From the line with "What data populates" down to the final line of the material below, quote every line exactly and leave out all lines before it.

--- Begin ---

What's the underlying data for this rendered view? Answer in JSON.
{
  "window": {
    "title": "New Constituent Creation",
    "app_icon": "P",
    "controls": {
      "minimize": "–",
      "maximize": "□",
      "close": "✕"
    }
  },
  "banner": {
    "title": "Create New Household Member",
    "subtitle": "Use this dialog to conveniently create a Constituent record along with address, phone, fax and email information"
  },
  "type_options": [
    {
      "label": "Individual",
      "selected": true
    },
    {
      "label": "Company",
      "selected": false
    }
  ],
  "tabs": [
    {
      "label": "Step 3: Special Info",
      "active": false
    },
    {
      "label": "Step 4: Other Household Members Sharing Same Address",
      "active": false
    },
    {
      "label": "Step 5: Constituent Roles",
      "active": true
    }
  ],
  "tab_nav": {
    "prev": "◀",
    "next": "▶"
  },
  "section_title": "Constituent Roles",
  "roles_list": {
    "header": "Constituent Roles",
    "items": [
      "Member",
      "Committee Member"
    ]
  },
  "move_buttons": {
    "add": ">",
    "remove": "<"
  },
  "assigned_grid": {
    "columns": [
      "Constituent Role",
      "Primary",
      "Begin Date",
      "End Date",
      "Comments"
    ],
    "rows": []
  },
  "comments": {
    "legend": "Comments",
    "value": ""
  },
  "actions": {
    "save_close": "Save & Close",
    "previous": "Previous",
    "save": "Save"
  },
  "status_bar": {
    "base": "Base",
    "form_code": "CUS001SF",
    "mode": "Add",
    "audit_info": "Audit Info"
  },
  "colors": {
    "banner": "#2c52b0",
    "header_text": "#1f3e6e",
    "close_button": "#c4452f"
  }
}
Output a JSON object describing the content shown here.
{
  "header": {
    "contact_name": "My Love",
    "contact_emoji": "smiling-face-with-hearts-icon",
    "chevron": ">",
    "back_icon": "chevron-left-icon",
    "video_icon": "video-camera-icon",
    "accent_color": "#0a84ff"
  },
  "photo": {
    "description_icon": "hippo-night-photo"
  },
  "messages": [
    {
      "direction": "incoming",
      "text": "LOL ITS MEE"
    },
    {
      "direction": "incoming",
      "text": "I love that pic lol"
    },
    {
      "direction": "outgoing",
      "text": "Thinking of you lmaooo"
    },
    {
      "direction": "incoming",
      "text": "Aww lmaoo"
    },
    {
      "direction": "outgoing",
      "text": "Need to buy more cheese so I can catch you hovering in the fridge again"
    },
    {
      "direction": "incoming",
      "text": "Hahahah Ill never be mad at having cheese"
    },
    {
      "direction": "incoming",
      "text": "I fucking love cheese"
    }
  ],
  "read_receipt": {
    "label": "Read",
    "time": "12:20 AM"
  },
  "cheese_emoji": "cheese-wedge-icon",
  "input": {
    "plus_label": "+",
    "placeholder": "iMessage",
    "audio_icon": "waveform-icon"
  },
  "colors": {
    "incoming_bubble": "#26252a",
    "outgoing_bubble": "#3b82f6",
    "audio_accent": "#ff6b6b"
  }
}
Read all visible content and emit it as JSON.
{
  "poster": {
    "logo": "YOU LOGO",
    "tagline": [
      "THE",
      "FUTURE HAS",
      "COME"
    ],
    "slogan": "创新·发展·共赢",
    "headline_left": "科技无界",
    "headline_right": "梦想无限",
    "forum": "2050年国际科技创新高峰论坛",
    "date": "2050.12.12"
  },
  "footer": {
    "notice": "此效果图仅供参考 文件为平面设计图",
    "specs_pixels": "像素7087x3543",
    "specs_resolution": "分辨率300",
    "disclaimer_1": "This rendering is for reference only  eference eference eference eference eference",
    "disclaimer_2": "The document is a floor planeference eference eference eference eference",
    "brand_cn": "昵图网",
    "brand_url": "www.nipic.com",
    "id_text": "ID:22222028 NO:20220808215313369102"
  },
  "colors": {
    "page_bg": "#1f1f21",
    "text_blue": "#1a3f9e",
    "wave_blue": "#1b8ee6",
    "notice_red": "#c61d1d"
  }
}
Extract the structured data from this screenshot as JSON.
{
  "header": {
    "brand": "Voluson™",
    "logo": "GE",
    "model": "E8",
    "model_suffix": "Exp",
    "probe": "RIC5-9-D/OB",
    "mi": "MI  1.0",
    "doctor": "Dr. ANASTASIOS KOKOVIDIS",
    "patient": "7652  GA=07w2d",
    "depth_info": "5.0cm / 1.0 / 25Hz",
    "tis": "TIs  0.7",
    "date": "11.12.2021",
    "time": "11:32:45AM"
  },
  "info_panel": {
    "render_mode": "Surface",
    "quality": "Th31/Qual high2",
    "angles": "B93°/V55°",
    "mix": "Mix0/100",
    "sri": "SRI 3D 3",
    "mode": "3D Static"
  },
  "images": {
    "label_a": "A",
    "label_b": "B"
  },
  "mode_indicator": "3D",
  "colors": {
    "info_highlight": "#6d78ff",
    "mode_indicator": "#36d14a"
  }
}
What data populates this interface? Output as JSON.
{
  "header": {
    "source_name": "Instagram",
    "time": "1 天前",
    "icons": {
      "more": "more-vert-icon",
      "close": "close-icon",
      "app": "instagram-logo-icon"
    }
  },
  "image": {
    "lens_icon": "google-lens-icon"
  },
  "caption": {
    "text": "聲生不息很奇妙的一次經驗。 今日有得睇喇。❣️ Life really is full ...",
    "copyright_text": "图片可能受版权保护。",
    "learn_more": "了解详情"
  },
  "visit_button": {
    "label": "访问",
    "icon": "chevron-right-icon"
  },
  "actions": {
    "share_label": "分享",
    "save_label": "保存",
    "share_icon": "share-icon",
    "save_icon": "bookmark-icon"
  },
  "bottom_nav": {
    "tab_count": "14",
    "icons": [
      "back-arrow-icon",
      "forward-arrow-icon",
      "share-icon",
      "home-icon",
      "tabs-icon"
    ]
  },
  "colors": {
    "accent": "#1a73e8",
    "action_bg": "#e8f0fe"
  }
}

--- End ---

SOLUTION FOR THIS PROBLEM:
What data populates this interface? Output as JSON.
{
  "header": {
    "source_name": "Instagram",
    "time": "1 天前",
    "icons": {
      "more": "more-vert-icon",
      "close": "close-icon",
      "app": "instagram-logo-icon"
    }
  },
  "image": {
    "lens_icon": "google-lens-icon"
  },
  "caption": {
    "text": "聲生不息很奇妙的一次經驗。 今日有得睇喇。❣️ Life really is full ...",
    "copyright_text": "图片可能受版权保护。",
    "learn_more": "了解详情"
  },
  "visit_button": {
    "label": "访问",
    "icon": "chevron-right-icon"
  },
  "actions": {
    "share_label": "分享",
    "save_label": "保存",
    "share_icon": "share-icon",
    "save_icon": "bookmark-icon"
  },
  "bottom_nav": {
    "tab_count": "14",
    "icons": [
      "back-arrow-icon",
      "forward-arrow-icon",
      "share-icon",
      "home-icon",
      "tabs-icon"
    ]
  },
  "colors": {
    "accent": "#1a73e8",
    "action_bg": "#e8f0fe"
  }
}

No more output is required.